OBJECTIVE
Skip the pictures. Repeat everything else in the records word for word.

Stored records

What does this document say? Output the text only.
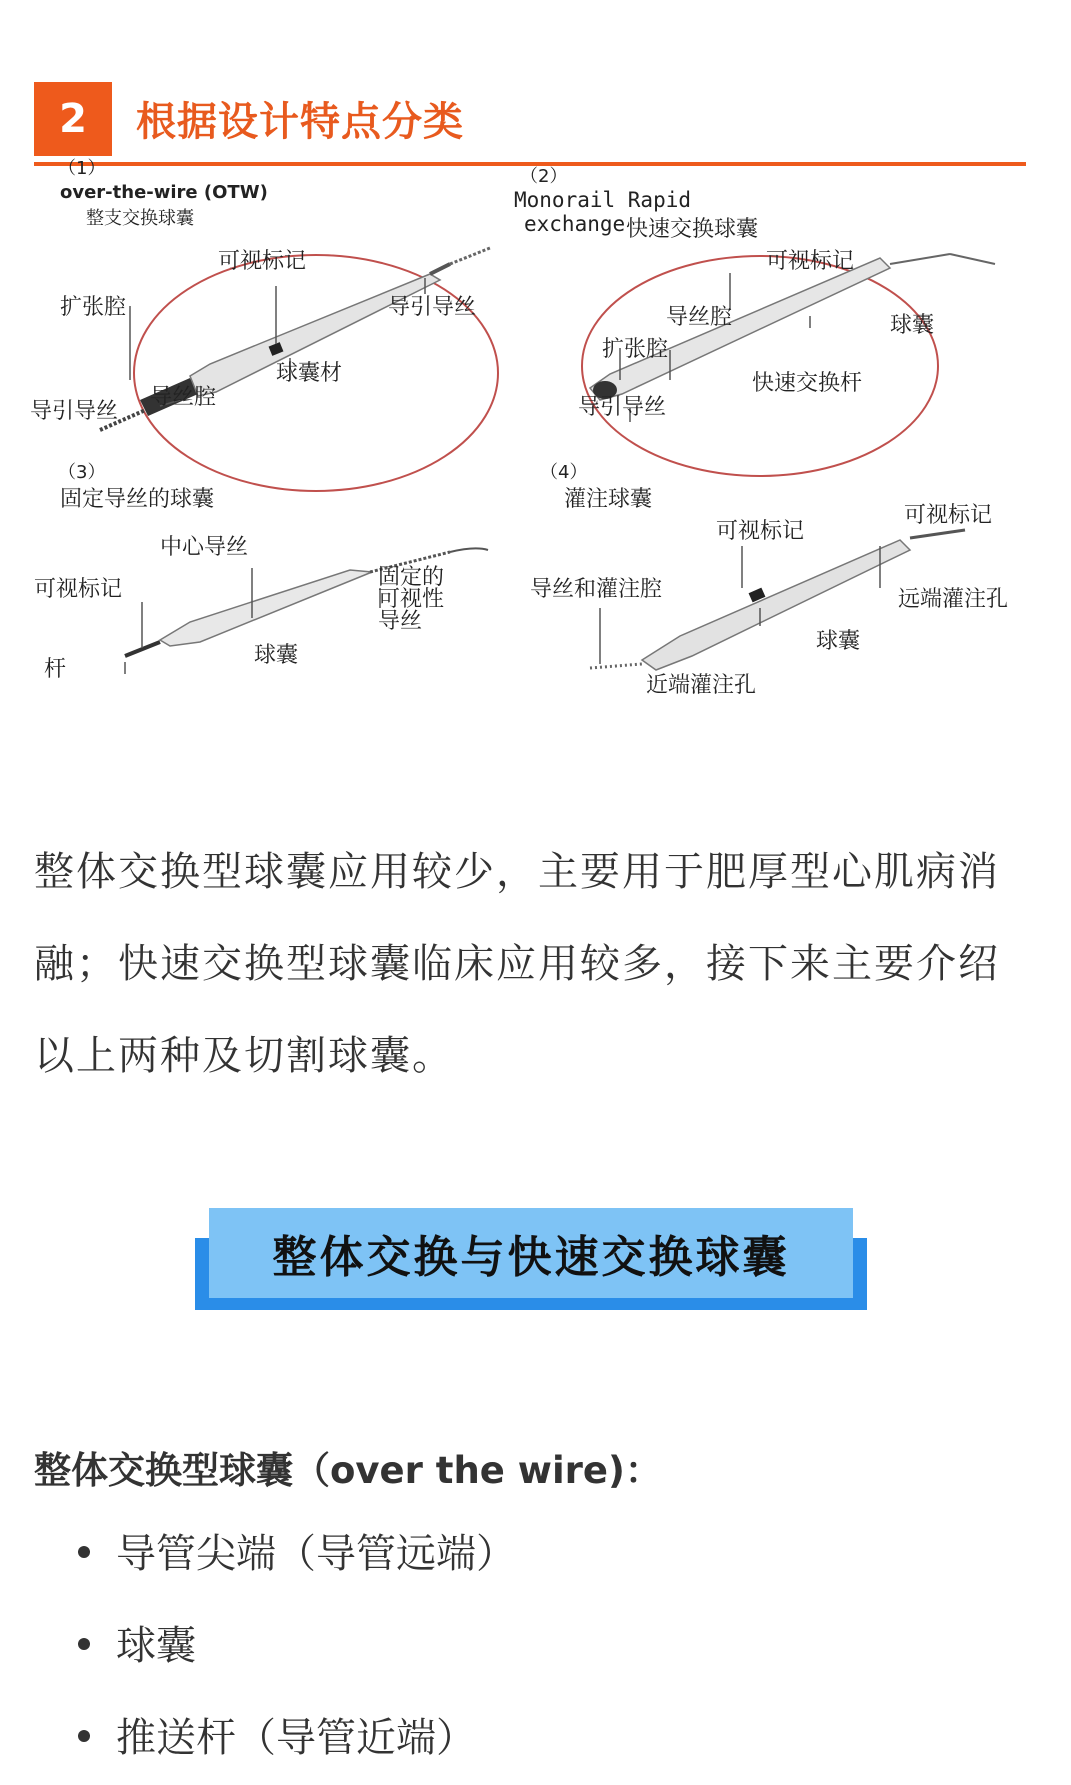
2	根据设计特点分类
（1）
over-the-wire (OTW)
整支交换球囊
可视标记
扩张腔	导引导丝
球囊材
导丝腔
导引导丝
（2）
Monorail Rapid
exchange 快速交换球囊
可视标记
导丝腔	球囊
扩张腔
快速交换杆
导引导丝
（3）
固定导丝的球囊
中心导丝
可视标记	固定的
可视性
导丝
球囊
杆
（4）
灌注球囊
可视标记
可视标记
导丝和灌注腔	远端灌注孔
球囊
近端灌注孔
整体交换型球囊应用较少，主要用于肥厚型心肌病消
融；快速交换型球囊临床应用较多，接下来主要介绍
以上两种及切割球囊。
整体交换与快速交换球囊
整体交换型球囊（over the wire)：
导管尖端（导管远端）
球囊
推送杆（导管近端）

EXERCISE RESULT
What does this document say? Output the text only.
2	根据设计特点分类
（1）
over-the-wire (OTW)
整支交换球囊
可视标记
扩张腔	导引导丝
球囊材
导丝腔
导引导丝
（2）
Monorail Rapid
exchange 快速交换球囊
可视标记
导丝腔	球囊
扩张腔
快速交换杆
导引导丝
（3）
固定导丝的球囊
中心导丝
可视标记	固定的
可视性
导丝
球囊
杆
（4）
灌注球囊
可视标记
可视标记
导丝和灌注腔	远端灌注孔
球囊
近端灌注孔
整体交换型球囊应用较少，主要用于肥厚型心肌病消
融；快速交换型球囊临床应用较多，接下来主要介绍
以上两种及切割球囊。
整体交换与快速交换球囊
整体交换型球囊（over the wire)：
导管尖端（导管远端）
球囊
推送杆（导管近端）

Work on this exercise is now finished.